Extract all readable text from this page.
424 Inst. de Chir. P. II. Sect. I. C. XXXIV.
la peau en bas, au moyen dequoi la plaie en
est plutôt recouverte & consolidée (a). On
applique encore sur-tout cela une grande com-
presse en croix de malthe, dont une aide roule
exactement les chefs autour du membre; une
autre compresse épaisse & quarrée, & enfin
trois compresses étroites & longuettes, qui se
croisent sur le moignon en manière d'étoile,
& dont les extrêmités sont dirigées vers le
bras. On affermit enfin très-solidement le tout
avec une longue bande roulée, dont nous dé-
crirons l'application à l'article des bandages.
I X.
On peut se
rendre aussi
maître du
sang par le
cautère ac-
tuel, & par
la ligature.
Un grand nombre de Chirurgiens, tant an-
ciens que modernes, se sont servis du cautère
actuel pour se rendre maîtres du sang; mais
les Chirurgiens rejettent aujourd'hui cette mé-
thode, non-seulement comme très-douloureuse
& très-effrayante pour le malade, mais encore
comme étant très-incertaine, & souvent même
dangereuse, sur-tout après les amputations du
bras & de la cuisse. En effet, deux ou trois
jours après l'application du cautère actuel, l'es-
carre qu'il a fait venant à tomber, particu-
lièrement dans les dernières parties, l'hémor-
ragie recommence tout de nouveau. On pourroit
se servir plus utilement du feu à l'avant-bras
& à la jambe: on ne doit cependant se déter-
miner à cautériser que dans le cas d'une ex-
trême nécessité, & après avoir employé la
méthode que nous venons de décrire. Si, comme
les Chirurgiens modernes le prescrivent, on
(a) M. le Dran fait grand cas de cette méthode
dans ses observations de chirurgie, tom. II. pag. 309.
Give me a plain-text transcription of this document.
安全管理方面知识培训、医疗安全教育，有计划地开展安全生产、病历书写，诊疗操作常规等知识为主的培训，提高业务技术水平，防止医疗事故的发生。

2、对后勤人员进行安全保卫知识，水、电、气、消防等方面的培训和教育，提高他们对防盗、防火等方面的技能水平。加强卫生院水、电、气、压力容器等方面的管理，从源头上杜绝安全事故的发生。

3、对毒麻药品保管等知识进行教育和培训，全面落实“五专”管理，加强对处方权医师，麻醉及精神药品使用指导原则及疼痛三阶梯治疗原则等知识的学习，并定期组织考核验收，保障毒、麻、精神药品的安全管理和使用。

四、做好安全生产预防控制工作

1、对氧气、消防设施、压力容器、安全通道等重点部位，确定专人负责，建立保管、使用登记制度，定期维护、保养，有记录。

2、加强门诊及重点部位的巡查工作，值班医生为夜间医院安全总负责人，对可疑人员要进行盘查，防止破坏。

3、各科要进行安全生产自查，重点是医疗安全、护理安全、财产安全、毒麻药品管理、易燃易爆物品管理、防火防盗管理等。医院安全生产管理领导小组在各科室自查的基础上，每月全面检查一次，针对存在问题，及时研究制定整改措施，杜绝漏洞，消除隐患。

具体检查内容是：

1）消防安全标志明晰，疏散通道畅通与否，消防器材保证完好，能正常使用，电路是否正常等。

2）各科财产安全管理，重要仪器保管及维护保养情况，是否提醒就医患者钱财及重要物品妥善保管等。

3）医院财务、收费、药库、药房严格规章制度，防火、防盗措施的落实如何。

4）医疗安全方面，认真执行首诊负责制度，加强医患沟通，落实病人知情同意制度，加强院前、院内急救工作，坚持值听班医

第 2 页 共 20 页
○ ○ ○ ○ ○ ○ ○
Task brief -
List each line of the records that holds the string "encore".

Written response -
applique encore sur-tout cela une grande com-
& très-effrayante pour le malade, mais encore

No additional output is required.